_Extracted information:_
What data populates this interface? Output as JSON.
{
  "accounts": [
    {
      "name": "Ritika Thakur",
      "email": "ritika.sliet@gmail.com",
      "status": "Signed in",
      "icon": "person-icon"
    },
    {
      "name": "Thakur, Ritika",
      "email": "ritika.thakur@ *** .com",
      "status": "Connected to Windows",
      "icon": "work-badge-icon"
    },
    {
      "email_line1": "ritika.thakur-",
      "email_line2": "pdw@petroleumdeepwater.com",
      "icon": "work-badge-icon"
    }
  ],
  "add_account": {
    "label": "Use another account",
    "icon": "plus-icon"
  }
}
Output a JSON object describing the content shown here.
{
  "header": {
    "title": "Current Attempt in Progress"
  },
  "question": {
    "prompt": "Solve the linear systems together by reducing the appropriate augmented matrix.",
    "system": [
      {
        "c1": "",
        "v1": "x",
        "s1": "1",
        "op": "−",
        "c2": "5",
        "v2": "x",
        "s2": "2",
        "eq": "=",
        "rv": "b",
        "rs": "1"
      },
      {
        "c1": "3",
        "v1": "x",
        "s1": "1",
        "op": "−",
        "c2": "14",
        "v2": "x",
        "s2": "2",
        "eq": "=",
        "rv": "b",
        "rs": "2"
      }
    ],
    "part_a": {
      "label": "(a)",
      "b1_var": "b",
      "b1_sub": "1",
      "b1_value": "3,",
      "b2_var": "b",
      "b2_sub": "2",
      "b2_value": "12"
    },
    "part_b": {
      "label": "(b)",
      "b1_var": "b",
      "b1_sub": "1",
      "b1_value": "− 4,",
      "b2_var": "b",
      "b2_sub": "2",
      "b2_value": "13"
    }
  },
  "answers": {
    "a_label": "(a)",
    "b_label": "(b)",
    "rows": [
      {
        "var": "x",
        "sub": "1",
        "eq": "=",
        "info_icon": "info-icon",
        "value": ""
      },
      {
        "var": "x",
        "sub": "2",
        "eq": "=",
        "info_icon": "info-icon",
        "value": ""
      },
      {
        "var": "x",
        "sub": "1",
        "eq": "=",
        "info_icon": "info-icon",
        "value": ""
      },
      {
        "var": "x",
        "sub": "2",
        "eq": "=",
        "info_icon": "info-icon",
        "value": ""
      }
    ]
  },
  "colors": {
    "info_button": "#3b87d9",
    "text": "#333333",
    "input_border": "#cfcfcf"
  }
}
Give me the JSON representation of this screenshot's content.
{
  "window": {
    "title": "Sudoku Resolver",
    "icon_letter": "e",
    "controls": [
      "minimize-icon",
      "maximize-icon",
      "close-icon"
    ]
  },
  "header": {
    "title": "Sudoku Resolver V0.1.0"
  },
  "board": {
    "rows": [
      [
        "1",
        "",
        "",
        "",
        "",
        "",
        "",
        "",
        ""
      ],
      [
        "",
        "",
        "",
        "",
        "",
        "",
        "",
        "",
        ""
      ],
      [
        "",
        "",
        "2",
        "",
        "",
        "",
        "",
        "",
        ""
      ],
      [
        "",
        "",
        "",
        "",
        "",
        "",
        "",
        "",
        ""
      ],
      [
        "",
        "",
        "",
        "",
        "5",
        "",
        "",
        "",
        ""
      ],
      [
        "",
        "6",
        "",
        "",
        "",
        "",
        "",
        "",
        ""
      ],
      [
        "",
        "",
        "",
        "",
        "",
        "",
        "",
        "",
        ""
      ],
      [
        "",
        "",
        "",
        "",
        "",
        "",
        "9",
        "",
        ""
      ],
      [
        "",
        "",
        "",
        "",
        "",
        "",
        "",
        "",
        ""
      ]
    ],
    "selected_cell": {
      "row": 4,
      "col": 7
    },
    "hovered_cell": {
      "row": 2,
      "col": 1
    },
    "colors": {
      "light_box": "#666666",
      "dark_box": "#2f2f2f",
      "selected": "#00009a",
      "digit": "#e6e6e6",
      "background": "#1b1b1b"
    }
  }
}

_Objective:_ Repeat exactly, and only, the lines from the line containing "Give me the" through the last line of the records above, both included.

_Response below:_
Give me the JSON representation of this screenshot's content.
{
  "window": {
    "title": "Sudoku Resolver",
    "icon_letter": "e",
    "controls": [
      "minimize-icon",
      "maximize-icon",
      "close-icon"
    ]
  },
  "header": {
    "title": "Sudoku Resolver V0.1.0"
  },
  "board": {
    "rows": [
      [
        "1",
        "",
        "",
        "",
        "",
        "",
        "",
        "",
        ""
      ],
      [
        "",
        "",
        "",
        "",
        "",
        "",
        "",
        "",
        ""
      ],
      [
        "",
        "",
        "2",
        "",
        "",
        "",
        "",
        "",
        ""
      ],
      [
        "",
        "",
        "",
        "",
        "",
        "",
        "",
        "",
        ""
      ],
      [
        "",
        "",
        "",
        "",
        "5",
        "",
        "",
        "",
        ""
      ],
      [
        "",
        "6",
        "",
        "",
        "",
        "",
        "",
        "",
        ""
      ],
      [
        "",
        "",
        "",
        "",
        "",
        "",
        "",
        "",
        ""
      ],
      [
        "",
        "",
        "",
        "",
        "",
        "",
        "9",
        "",
        ""
      ],
      [
        "",
        "",
        "",
        "",
        "",
        "",
        "",
        "",
        ""
      ]
    ],
    "selected_cell": {
      "row": 4,
      "col": 7
    },
    "hovered_cell": {
      "row": 2,
      "col": 1
    },
    "colors": {
      "light_box": "#666666",
      "dark_box": "#2f2f2f",
      "selected": "#00009a",
      "digit": "#e6e6e6",
      "background": "#1b1b1b"
    }
  }
}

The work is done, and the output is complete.